-------- RAW RECORDS

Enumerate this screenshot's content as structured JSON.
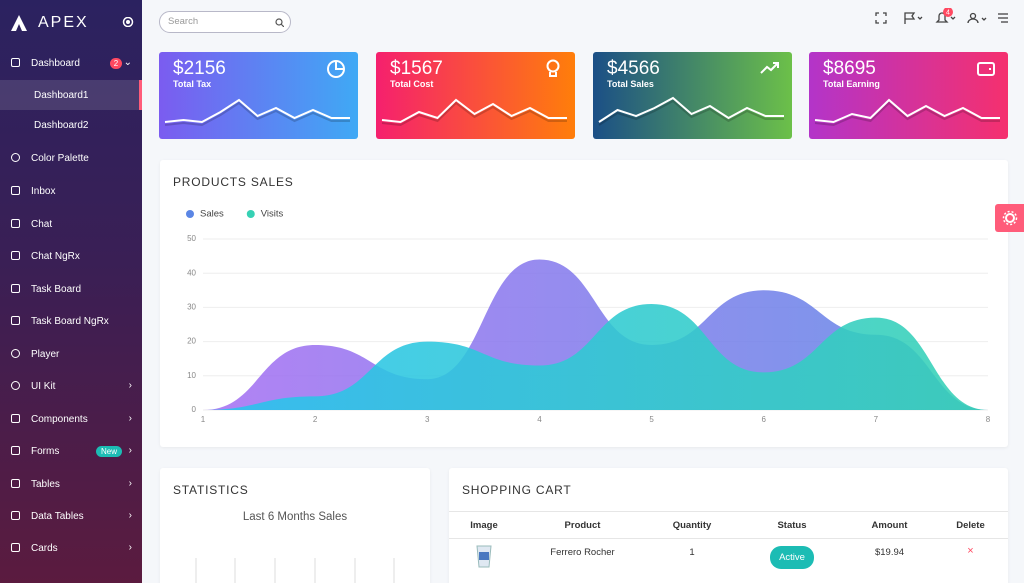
{
  "sidebar": {
    "brand": "APEX",
    "menu": [
      {
        "label": "Dashboard",
        "badge": "2",
        "submenu": [
          "Dashboard1",
          "Dashboard2"
        ]
      },
      {
        "label": "Color Palette"
      },
      {
        "label": "Inbox"
      },
      {
        "label": "Chat"
      },
      {
        "label": "Chat NgRx"
      },
      {
        "label": "Task Board"
      },
      {
        "label": "Task Board NgRx"
      },
      {
        "label": "Player"
      },
      {
        "label": "UI Kit"
      },
      {
        "label": "Components"
      },
      {
        "label": "Forms",
        "badge": "New"
      },
      {
        "label": "Tables"
      },
      {
        "label": "Data Tables"
      },
      {
        "label": "Cards"
      }
    ]
  },
  "topbar": {
    "search_placeholder": "Search",
    "notification_count": "4"
  },
  "cards": [
    {
      "value": "$2156",
      "label": "Total Tax",
      "sparkline": [
        2,
        2.5,
        2,
        4.5,
        7.5,
        3.5,
        5.5,
        3,
        5,
        3,
        3
      ]
    },
    {
      "value": "$1567",
      "label": "Total Cost",
      "sparkline": [
        2.5,
        2,
        4.5,
        3,
        7.5,
        4,
        6.5,
        3.5,
        5.5,
        3,
        3
      ]
    },
    {
      "value": "$4566",
      "label": "Total Sales",
      "sparkline": [
        2,
        5,
        3.5,
        5.5,
        8,
        4,
        6,
        3,
        5.5,
        3.5,
        3.5
      ]
    },
    {
      "value": "$8695",
      "label": "Total Earning",
      "sparkline": [
        2.5,
        2,
        4,
        3,
        7.5,
        3.5,
        6,
        3.5,
        5.5,
        3,
        3
      ]
    }
  ],
  "chart_data": {
    "type": "area",
    "title": "PRODUCTS SALES",
    "x": [
      1,
      2,
      3,
      4,
      5,
      6,
      7,
      8
    ],
    "xlim": [
      1,
      8
    ],
    "xticks": [
      1,
      2,
      3,
      4,
      5,
      6,
      7,
      8
    ],
    "ylim": [
      0,
      50
    ],
    "yticks": [
      0,
      10,
      20,
      30,
      40,
      50
    ],
    "grid": true,
    "legend": "top-left",
    "series": [
      {
        "name": "Sales",
        "color": "#5b86e5",
        "values": [
          0,
          19,
          9,
          44,
          19,
          35,
          22,
          0
        ]
      },
      {
        "name": "Visits",
        "color": "#36d1b4",
        "values": [
          0,
          4,
          20,
          13,
          31,
          11,
          27,
          0
        ]
      }
    ]
  },
  "statistics": {
    "title": "STATISTICS",
    "subtitle": "Last 6 Months Sales"
  },
  "shopping_cart": {
    "title": "SHOPPING CART",
    "columns": [
      "Image",
      "Product",
      "Quantity",
      "Status",
      "Amount",
      "Delete"
    ],
    "rows": [
      {
        "product": "Ferrero Rocher",
        "quantity": 1,
        "status": "Active",
        "amount": "$19.94",
        "delete": "×"
      }
    ]
  }
}
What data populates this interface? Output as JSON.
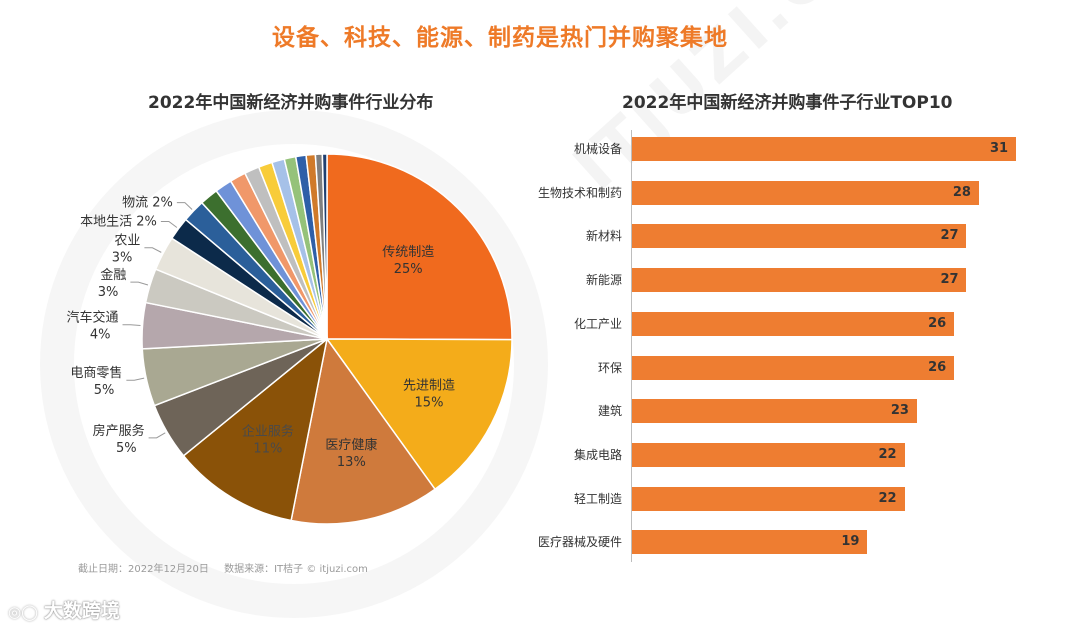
{
  "page": {
    "title": "设备、科技、能源、制药是热门并购聚集地",
    "footnote_date": "截止日期：2022年12月20日",
    "footnote_source": "数据来源：IT桔子 © itjuzi.com",
    "logo_text": "大数跨境",
    "watermark_text": "ITJUZI.COM"
  },
  "chart_data": [
    {
      "type": "pie",
      "title": "2022年中国新经济并购事件行业分布",
      "unit": "%",
      "slices": [
        {
          "label": "传统制造",
          "value": 25,
          "color": "#f06a1e",
          "labeled": true,
          "label_inside": true
        },
        {
          "label": "先进制造",
          "value": 15,
          "color": "#f4ac1a",
          "labeled": true,
          "label_inside": true
        },
        {
          "label": "医疗健康",
          "value": 13,
          "color": "#cf7a3c",
          "labeled": true,
          "label_inside": true
        },
        {
          "label": "企业服务",
          "value": 11,
          "color": "#8a5208",
          "labeled": true,
          "label_inside": true
        },
        {
          "label": "房产服务",
          "value": 5,
          "color": "#6e6458",
          "labeled": true,
          "label_inside": false
        },
        {
          "label": "电商零售",
          "value": 5,
          "color": "#a9a892",
          "labeled": true,
          "label_inside": false
        },
        {
          "label": "汽车交通",
          "value": 4,
          "color": "#b5a7ac",
          "labeled": true,
          "label_inside": false
        },
        {
          "label": "金融",
          "value": 3,
          "color": "#cbc9c1",
          "labeled": true,
          "label_inside": false
        },
        {
          "label": "农业",
          "value": 3,
          "color": "#e7e4db",
          "labeled": true,
          "label_inside": false
        },
        {
          "label": "本地生活",
          "value": 2,
          "color": "#0c2a4a",
          "labeled": true,
          "label_inside": false
        },
        {
          "label": "物流",
          "value": 2,
          "color": "#2b5f9a",
          "labeled": true,
          "label_inside": false
        },
        {
          "label": "",
          "value": 1.6,
          "color": "#3c6f2e",
          "labeled": false
        },
        {
          "label": "",
          "value": 1.5,
          "color": "#6f92d8",
          "labeled": false
        },
        {
          "label": "",
          "value": 1.4,
          "color": "#f0986a",
          "labeled": false
        },
        {
          "label": "",
          "value": 1.3,
          "color": "#bfbfbf",
          "labeled": false
        },
        {
          "label": "",
          "value": 1.2,
          "color": "#f8cc3a",
          "labeled": false
        },
        {
          "label": "",
          "value": 1.1,
          "color": "#a6c1e8",
          "labeled": false
        },
        {
          "label": "",
          "value": 1.0,
          "color": "#95c27a",
          "labeled": false
        },
        {
          "label": "",
          "value": 0.9,
          "color": "#2e5fa8",
          "labeled": false
        },
        {
          "label": "",
          "value": 0.8,
          "color": "#d07a2a",
          "labeled": false
        },
        {
          "label": "",
          "value": 0.6,
          "color": "#7f7f7f",
          "labeled": false
        },
        {
          "label": "",
          "value": 0.4,
          "color": "#1f3f70",
          "labeled": false
        }
      ]
    },
    {
      "type": "bar",
      "orientation": "horizontal",
      "title": "2022年中国新经济并购事件子行业TOP10",
      "categories": [
        "机械设备",
        "生物技术和制药",
        "新材料",
        "新能源",
        "化工产业",
        "环保",
        "建筑",
        "集成电路",
        "轻工制造",
        "医疗器械及硬件"
      ],
      "values": [
        31,
        28,
        27,
        27,
        26,
        26,
        23,
        22,
        22,
        19
      ],
      "xlim": [
        0,
        31
      ],
      "color": "#ee7d31"
    }
  ]
}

----------------

> [DIRECTIONS FOR THIS TASK]
Repeat the data in full and exactly. Omit pictures.

> [RESULT BELOW]
Enumerate this screenshot's content as structured JSON.
{
  "sidebar": {
    "brand": "APEX",
    "menu": [
      {
        "label": "Dashboard",
        "badge": "2",
        "submenu": [
          "Dashboard1",
          "Dashboard2"
        ]
      },
      {
        "label": "Color Palette"
      },
      {
        "label": "Inbox"
      },
      {
        "label": "Chat"
      },
      {
        "label": "Chat NgRx"
      },
      {
        "label": "Task Board"
      },
      {
        "label": "Task Board NgRx"
      },
      {
        "label": "Player"
      },
      {
        "label": "UI Kit"
      },
      {
        "label": "Components"
      },
      {
        "label": "Forms",
        "badge": "New"
      },
      {
        "label": "Tables"
      },
      {
        "label": "Data Tables"
      },
      {
        "label": "Cards"
      }
    ]
  },
  "topbar": {
    "search_placeholder": "Search",
    "notification_count": "4"
  },
  "cards": [
    {
      "value": "$2156",
      "label": "Total Tax",
      "sparkline": [
        2,
        2.5,
        2,
        4.5,
        7.5,
        3.5,
        5.5,
        3,
        5,
        3,
        3
      ]
    },
    {
      "value": "$1567",
      "label": "Total Cost",
      "sparkline": [
        2.5,
        2,
        4.5,
        3,
        7.5,
        4,
        6.5,
        3.5,
        5.5,
        3,
        3
      ]
    },
    {
      "value": "$4566",
      "label": "Total Sales",
      "sparkline": [
        2,
        5,
        3.5,
        5.5,
        8,
        4,
        6,
        3,
        5.5,
        3.5,
        3.5
      ]
    },
    {
      "value": "$8695",
      "label": "Total Earning",
      "sparkline": [
        2.5,
        2,
        4,
        3,
        7.5,
        3.5,
        6,
        3.5,
        5.5,
        3,
        3
      ]
    }
  ],
  "chart_data": {
    "type": "area",
    "title": "PRODUCTS SALES",
    "x": [
      1,
      2,
      3,
      4,
      5,
      6,
      7,
      8
    ],
    "xlim": [
      1,
      8
    ],
    "xticks": [
      1,
      2,
      3,
      4,
      5,
      6,
      7,
      8
    ],
    "ylim": [
      0,
      50
    ],
    "yticks": [
      0,
      10,
      20,
      30,
      40,
      50
    ],
    "grid": true,
    "legend": "top-left",
    "series": [
      {
        "name": "Sales",
        "color": "#5b86e5",
        "values": [
          0,
          19,
          9,
          44,
          19,
          35,
          22,
          0
        ]
      },
      {
        "name": "Visits",
        "color": "#36d1b4",
        "values": [
          0,
          4,
          20,
          13,
          31,
          11,
          27,
          0
        ]
      }
    ]
  },
  "statistics": {
    "title": "STATISTICS",
    "subtitle": "Last 6 Months Sales"
  },
  "shopping_cart": {
    "title": "SHOPPING CART",
    "columns": [
      "Image",
      "Product",
      "Quantity",
      "Status",
      "Amount",
      "Delete"
    ],
    "rows": [
      {
        "product": "Ferrero Rocher",
        "quantity": 1,
        "status": "Active",
        "amount": "$19.94",
        "delete": "×"
      }
    ]
  }
}
What data populates this interface? Output as JSON.
{
  "page": {
    "title": "设备、科技、能源、制药是热门并购聚集地",
    "footnote_date": "截止日期：2022年12月20日",
    "footnote_source": "数据来源：IT桔子 © itjuzi.com",
    "logo_text": "大数跨境",
    "watermark_text": "ITJUZI.COM"
  },
  "chart_data": [
    {
      "type": "pie",
      "title": "2022年中国新经济并购事件行业分布",
      "unit": "%",
      "slices": [
        {
          "label": "传统制造",
          "value": 25,
          "color": "#f06a1e",
          "labeled": true,
          "label_inside": true
        },
        {
          "label": "先进制造",
          "value": 15,
          "color": "#f4ac1a",
          "labeled": true,
          "label_inside": true
        },
        {
          "label": "医疗健康",
          "value": 13,
          "color": "#cf7a3c",
          "labeled": true,
          "label_inside": true
        },
        {
          "label": "企业服务",
          "value": 11,
          "color": "#8a5208",
          "labeled": true,
          "label_inside": true
        },
        {
          "label": "房产服务",
          "value": 5,
          "color": "#6e6458",
          "labeled": true,
          "label_inside": false
        },
        {
          "label": "电商零售",
          "value": 5,
          "color": "#a9a892",
          "labeled": true,
          "label_inside": false
        },
        {
          "label": "汽车交通",
          "value": 4,
          "color": "#b5a7ac",
          "labeled": true,
          "label_inside": false
        },
        {
          "label": "金融",
          "value": 3,
          "color": "#cbc9c1",
          "labeled": true,
          "label_inside": false
        },
        {
          "label": "农业",
          "value": 3,
          "color": "#e7e4db",
          "labeled": true,
          "label_inside": false
        },
        {
          "label": "本地生活",
          "value": 2,
          "color": "#0c2a4a",
          "labeled": true,
          "label_inside": false
        },
        {
          "label": "物流",
          "value": 2,
          "color": "#2b5f9a",
          "labeled": true,
          "label_inside": false
        },
        {
          "label": "",
          "value": 1.6,
          "color": "#3c6f2e",
          "labeled": false
        },
        {
          "label": "",
          "value": 1.5,
          "color": "#6f92d8",
          "labeled": false
        },
        {
          "label": "",
          "value": 1.4,
          "color": "#f0986a",
          "labeled": false
        },
        {
          "label": "",
          "value": 1.3,
          "color": "#bfbfbf",
          "labeled": false
        },
        {
          "label": "",
          "value": 1.2,
          "color": "#f8cc3a",
          "labeled": false
        },
        {
          "label": "",
          "value": 1.1,
          "color": "#a6c1e8",
          "labeled": false
        },
        {
          "label": "",
          "value": 1.0,
          "color": "#95c27a",
          "labeled": false
        },
        {
          "label": "",
          "value": 0.9,
          "color": "#2e5fa8",
          "labeled": false
        },
        {
          "label": "",
          "value": 0.8,
          "color": "#d07a2a",
          "labeled": false
        },
        {
          "label": "",
          "value": 0.6,
          "color": "#7f7f7f",
          "labeled": false
        },
        {
          "label": "",
          "value": 0.4,
          "color": "#1f3f70",
          "labeled": false
        }
      ]
    },
    {
      "type": "bar",
      "orientation": "horizontal",
      "title": "2022年中国新经济并购事件子行业TOP10",
      "categories": [
        "机械设备",
        "生物技术和制药",
        "新材料",
        "新能源",
        "化工产业",
        "环保",
        "建筑",
        "集成电路",
        "轻工制造",
        "医疗器械及硬件"
      ],
      "values": [
        31,
        28,
        27,
        27,
        26,
        26,
        23,
        22,
        22,
        19
      ],
      "xlim": [
        0,
        31
      ],
      "color": "#ee7d31"
    }
  ]
}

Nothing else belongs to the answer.